***** MATERIAL FOR THIS TASK
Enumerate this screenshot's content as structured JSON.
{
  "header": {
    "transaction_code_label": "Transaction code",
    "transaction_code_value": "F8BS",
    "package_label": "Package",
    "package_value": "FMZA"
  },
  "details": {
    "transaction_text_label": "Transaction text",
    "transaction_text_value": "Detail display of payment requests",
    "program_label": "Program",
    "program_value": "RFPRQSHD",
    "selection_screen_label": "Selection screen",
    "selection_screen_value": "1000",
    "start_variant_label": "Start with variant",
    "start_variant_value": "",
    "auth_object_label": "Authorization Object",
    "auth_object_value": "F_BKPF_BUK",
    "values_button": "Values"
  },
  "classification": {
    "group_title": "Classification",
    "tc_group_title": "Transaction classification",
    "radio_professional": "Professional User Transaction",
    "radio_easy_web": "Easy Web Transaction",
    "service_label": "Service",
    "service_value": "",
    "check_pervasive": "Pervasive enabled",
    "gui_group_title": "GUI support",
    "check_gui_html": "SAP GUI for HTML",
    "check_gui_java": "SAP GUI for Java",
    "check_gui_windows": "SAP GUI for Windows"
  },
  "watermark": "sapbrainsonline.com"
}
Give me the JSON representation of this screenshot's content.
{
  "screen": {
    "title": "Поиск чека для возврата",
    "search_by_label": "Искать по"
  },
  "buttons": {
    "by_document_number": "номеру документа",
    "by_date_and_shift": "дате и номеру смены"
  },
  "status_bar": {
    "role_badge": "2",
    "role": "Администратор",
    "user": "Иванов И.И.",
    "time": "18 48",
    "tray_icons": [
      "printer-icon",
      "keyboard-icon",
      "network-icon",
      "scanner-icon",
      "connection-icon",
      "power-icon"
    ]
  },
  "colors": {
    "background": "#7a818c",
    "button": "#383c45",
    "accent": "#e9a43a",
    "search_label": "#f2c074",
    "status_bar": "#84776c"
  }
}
**********
***** MATERIAL FOR THIS TASK
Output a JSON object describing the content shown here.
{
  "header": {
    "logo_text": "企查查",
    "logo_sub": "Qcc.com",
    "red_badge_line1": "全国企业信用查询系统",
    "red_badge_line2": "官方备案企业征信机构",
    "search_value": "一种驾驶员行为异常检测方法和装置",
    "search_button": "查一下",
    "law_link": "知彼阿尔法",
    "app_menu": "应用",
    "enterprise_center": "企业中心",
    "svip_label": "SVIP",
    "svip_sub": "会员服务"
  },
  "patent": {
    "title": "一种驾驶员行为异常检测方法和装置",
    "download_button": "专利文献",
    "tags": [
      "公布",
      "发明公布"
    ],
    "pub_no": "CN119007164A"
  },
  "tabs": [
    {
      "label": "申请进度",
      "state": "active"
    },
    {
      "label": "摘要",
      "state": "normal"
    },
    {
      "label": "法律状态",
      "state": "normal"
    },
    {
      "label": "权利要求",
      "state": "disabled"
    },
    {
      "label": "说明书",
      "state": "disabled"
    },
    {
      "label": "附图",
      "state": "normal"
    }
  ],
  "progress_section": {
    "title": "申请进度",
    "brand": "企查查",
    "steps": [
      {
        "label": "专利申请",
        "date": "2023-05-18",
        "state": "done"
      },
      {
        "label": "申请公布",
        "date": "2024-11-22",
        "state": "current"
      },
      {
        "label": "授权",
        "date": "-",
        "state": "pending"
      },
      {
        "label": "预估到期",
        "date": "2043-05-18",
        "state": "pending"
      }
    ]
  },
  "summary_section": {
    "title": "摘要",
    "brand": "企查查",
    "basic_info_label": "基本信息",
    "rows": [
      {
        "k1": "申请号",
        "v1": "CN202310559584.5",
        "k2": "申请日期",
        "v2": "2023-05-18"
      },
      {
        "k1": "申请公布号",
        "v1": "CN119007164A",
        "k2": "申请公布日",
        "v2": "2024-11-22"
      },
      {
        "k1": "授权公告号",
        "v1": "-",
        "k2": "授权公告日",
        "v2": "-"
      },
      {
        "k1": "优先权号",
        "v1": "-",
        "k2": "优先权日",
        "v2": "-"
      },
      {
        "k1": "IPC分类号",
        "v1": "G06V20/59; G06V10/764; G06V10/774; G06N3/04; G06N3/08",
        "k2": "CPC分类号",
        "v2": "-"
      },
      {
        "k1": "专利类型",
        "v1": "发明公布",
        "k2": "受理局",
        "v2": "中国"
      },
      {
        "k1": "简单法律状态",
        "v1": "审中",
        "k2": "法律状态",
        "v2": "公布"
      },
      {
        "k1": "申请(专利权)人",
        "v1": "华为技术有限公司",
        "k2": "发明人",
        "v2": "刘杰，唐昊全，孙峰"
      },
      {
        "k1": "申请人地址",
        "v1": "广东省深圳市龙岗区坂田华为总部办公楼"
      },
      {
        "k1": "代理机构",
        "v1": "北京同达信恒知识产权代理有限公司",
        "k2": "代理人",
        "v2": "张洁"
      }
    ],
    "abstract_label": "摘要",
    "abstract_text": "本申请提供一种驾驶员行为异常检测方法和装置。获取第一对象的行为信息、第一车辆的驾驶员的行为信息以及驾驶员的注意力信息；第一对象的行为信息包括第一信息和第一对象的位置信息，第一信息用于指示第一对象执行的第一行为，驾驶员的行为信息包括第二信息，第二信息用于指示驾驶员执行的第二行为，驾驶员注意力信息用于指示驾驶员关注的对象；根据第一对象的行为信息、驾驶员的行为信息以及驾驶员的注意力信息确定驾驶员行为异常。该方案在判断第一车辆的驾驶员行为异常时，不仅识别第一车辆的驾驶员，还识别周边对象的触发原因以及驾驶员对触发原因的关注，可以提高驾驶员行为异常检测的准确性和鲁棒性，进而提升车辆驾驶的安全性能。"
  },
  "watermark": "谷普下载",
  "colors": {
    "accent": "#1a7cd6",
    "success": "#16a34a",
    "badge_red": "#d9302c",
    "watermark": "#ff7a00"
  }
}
**********
***** MATERIAL FOR THIS TASK
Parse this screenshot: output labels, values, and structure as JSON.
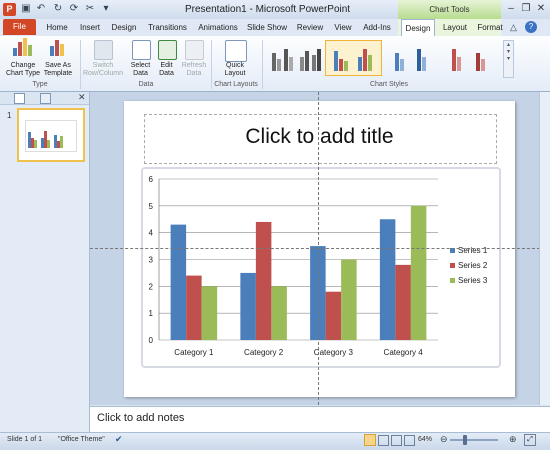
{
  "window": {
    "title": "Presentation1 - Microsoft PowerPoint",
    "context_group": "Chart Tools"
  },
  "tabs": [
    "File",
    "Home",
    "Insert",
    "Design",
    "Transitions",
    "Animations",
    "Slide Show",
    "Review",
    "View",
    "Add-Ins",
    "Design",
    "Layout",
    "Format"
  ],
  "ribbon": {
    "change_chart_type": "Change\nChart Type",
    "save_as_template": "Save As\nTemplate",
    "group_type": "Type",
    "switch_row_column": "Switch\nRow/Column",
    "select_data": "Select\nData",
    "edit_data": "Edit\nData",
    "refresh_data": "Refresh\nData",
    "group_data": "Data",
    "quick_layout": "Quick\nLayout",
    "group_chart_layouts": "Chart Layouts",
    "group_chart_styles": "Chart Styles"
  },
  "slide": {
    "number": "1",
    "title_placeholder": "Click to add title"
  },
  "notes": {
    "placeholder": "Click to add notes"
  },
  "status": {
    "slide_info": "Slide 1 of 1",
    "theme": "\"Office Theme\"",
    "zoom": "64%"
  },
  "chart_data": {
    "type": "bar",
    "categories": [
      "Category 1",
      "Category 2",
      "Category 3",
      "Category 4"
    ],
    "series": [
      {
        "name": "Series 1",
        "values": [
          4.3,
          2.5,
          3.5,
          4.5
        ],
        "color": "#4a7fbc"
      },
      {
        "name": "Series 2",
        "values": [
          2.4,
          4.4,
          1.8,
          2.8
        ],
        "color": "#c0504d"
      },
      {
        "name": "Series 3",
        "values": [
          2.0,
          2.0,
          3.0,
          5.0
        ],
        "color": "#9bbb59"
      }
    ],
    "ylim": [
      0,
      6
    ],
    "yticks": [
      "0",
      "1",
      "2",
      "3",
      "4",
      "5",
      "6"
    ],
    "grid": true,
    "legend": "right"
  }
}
**********
— WHAT THE TASK REQUIRES —
Identify each line in the entries with the word "Category" and copy it.

— ANSWER TO THIS EXERCISE —
      "Category 1",
      "Category 2",
      "Category 3",
      "Category 4"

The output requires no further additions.